## Begin DATA LINES

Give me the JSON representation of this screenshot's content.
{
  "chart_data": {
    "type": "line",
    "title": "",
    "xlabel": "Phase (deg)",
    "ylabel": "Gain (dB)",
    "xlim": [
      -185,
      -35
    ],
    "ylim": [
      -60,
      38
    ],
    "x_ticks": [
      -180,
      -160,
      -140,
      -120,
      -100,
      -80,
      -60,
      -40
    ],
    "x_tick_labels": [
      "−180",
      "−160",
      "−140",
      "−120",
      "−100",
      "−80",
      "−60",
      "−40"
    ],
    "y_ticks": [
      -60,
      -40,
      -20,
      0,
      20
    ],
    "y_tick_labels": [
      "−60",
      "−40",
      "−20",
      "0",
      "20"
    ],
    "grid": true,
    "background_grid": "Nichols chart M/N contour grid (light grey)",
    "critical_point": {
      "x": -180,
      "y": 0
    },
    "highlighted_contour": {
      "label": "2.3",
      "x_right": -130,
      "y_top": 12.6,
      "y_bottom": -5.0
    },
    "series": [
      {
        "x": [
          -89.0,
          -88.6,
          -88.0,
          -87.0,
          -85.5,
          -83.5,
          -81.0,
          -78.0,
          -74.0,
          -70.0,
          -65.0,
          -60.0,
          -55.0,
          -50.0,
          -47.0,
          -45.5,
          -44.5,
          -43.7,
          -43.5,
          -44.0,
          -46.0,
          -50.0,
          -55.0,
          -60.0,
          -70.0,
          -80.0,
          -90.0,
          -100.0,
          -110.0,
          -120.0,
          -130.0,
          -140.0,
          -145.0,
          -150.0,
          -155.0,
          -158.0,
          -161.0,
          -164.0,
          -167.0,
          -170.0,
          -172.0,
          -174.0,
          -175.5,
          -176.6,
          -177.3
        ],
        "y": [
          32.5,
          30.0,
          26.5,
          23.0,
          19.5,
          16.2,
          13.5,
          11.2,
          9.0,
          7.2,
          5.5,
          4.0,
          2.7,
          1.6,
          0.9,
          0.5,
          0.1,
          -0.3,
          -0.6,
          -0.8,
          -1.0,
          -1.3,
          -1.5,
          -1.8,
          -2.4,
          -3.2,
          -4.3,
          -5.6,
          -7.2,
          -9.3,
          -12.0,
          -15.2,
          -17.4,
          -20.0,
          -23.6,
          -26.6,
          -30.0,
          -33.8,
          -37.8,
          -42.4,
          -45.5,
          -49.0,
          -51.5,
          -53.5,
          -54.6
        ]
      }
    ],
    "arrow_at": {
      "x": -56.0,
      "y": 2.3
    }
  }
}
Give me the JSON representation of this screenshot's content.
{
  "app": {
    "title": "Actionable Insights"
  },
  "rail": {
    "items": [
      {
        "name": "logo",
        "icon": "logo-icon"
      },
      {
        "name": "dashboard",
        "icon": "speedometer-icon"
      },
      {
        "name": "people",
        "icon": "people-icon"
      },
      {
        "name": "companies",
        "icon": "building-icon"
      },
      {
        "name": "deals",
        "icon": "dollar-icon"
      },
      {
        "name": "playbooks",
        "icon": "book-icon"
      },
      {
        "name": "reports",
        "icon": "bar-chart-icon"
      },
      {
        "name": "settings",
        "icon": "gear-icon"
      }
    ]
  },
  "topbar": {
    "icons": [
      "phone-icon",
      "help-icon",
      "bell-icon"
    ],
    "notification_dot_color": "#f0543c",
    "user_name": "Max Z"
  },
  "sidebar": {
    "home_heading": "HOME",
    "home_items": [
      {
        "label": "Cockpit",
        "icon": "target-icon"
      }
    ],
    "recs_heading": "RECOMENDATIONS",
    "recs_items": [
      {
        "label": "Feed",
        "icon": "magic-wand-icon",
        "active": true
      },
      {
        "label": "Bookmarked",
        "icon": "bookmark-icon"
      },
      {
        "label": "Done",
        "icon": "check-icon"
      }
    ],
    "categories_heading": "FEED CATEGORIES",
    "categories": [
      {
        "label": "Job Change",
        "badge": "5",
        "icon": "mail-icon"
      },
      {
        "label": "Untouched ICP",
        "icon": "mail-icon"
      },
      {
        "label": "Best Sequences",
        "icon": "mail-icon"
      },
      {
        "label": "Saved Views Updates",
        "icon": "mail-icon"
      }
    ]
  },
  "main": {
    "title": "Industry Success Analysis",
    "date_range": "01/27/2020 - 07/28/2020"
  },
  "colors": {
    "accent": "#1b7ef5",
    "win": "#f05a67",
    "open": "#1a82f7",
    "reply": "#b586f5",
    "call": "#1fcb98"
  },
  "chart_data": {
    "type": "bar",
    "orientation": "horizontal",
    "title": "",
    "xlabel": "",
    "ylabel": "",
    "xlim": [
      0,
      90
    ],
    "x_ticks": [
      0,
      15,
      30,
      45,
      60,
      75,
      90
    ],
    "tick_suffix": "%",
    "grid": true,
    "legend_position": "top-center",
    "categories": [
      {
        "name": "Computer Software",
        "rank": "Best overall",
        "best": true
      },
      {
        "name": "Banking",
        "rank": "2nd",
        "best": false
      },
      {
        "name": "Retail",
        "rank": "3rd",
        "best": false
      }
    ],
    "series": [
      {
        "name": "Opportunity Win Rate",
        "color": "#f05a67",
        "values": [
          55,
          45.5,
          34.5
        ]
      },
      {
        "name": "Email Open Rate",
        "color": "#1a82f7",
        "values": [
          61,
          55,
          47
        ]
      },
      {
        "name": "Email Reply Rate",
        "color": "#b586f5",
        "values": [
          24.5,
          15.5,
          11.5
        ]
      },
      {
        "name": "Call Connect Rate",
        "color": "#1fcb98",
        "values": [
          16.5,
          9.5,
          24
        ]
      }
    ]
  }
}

## End DATA LINES

Every line of the data above should be copied exactly.

Give me the JSON representation of this screenshot's content.
{
  "chart_data": {
    "type": "line",
    "title": "",
    "xlabel": "Phase (deg)",
    "ylabel": "Gain (dB)",
    "xlim": [
      -185,
      -35
    ],
    "ylim": [
      -60,
      38
    ],
    "x_ticks": [
      -180,
      -160,
      -140,
      -120,
      -100,
      -80,
      -60,
      -40
    ],
    "x_tick_labels": [
      "−180",
      "−160",
      "−140",
      "−120",
      "−100",
      "−80",
      "−60",
      "−40"
    ],
    "y_ticks": [
      -60,
      -40,
      -20,
      0,
      20
    ],
    "y_tick_labels": [
      "−60",
      "−40",
      "−20",
      "0",
      "20"
    ],
    "grid": true,
    "background_grid": "Nichols chart M/N contour grid (light grey)",
    "critical_point": {
      "x": -180,
      "y": 0
    },
    "highlighted_contour": {
      "label": "2.3",
      "x_right": -130,
      "y_top": 12.6,
      "y_bottom": -5.0
    },
    "series": [
      {
        "x": [
          -89.0,
          -88.6,
          -88.0,
          -87.0,
          -85.5,
          -83.5,
          -81.0,
          -78.0,
          -74.0,
          -70.0,
          -65.0,
          -60.0,
          -55.0,
          -50.0,
          -47.0,
          -45.5,
          -44.5,
          -43.7,
          -43.5,
          -44.0,
          -46.0,
          -50.0,
          -55.0,
          -60.0,
          -70.0,
          -80.0,
          -90.0,
          -100.0,
          -110.0,
          -120.0,
          -130.0,
          -140.0,
          -145.0,
          -150.0,
          -155.0,
          -158.0,
          -161.0,
          -164.0,
          -167.0,
          -170.0,
          -172.0,
          -174.0,
          -175.5,
          -176.6,
          -177.3
        ],
        "y": [
          32.5,
          30.0,
          26.5,
          23.0,
          19.5,
          16.2,
          13.5,
          11.2,
          9.0,
          7.2,
          5.5,
          4.0,
          2.7,
          1.6,
          0.9,
          0.5,
          0.1,
          -0.3,
          -0.6,
          -0.8,
          -1.0,
          -1.3,
          -1.5,
          -1.8,
          -2.4,
          -3.2,
          -4.3,
          -5.6,
          -7.2,
          -9.3,
          -12.0,
          -15.2,
          -17.4,
          -20.0,
          -23.6,
          -26.6,
          -30.0,
          -33.8,
          -37.8,
          -42.4,
          -45.5,
          -49.0,
          -51.5,
          -53.5,
          -54.6
        ]
      }
    ],
    "arrow_at": {
      "x": -56.0,
      "y": 2.3
    }
  }
}
Give me the JSON representation of this screenshot's content.
{
  "app": {
    "title": "Actionable Insights"
  },
  "rail": {
    "items": [
      {
        "name": "logo",
        "icon": "logo-icon"
      },
      {
        "name": "dashboard",
        "icon": "speedometer-icon"
      },
      {
        "name": "people",
        "icon": "people-icon"
      },
      {
        "name": "companies",
        "icon": "building-icon"
      },
      {
        "name": "deals",
        "icon": "dollar-icon"
      },
      {
        "name": "playbooks",
        "icon": "book-icon"
      },
      {
        "name": "reports",
        "icon": "bar-chart-icon"
      },
      {
        "name": "settings",
        "icon": "gear-icon"
      }
    ]
  },
  "topbar": {
    "icons": [
      "phone-icon",
      "help-icon",
      "bell-icon"
    ],
    "notification_dot_color": "#f0543c",
    "user_name": "Max Z"
  },
  "sidebar": {
    "home_heading": "HOME",
    "home_items": [
      {
        "label": "Cockpit",
        "icon": "target-icon"
      }
    ],
    "recs_heading": "RECOMENDATIONS",
    "recs_items": [
      {
        "label": "Feed",
        "icon": "magic-wand-icon",
        "active": true
      },
      {
        "label": "Bookmarked",
        "icon": "bookmark-icon"
      },
      {
        "label": "Done",
        "icon": "check-icon"
      }
    ],
    "categories_heading": "FEED CATEGORIES",
    "categories": [
      {
        "label": "Job Change",
        "badge": "5",
        "icon": "mail-icon"
      },
      {
        "label": "Untouched ICP",
        "icon": "mail-icon"
      },
      {
        "label": "Best Sequences",
        "icon": "mail-icon"
      },
      {
        "label": "Saved Views Updates",
        "icon": "mail-icon"
      }
    ]
  },
  "main": {
    "title": "Industry Success Analysis",
    "date_range": "01/27/2020 - 07/28/2020"
  },
  "colors": {
    "accent": "#1b7ef5",
    "win": "#f05a67",
    "open": "#1a82f7",
    "reply": "#b586f5",
    "call": "#1fcb98"
  },
  "chart_data": {
    "type": "bar",
    "orientation": "horizontal",
    "title": "",
    "xlabel": "",
    "ylabel": "",
    "xlim": [
      0,
      90
    ],
    "x_ticks": [
      0,
      15,
      30,
      45,
      60,
      75,
      90
    ],
    "tick_suffix": "%",
    "grid": true,
    "legend_position": "top-center",
    "categories": [
      {
        "name": "Computer Software",
        "rank": "Best overall",
        "best": true
      },
      {
        "name": "Banking",
        "rank": "2nd",
        "best": false
      },
      {
        "name": "Retail",
        "rank": "3rd",
        "best": false
      }
    ],
    "series": [
      {
        "name": "Opportunity Win Rate",
        "color": "#f05a67",
        "values": [
          55,
          45.5,
          34.5
        ]
      },
      {
        "name": "Email Open Rate",
        "color": "#1a82f7",
        "values": [
          61,
          55,
          47
        ]
      },
      {
        "name": "Email Reply Rate",
        "color": "#b586f5",
        "values": [
          24.5,
          15.5,
          11.5
        ]
      },
      {
        "name": "Call Connect Rate",
        "color": "#1fcb98",
        "values": [
          16.5,
          9.5,
          24
        ]
      }
    ]
  }
}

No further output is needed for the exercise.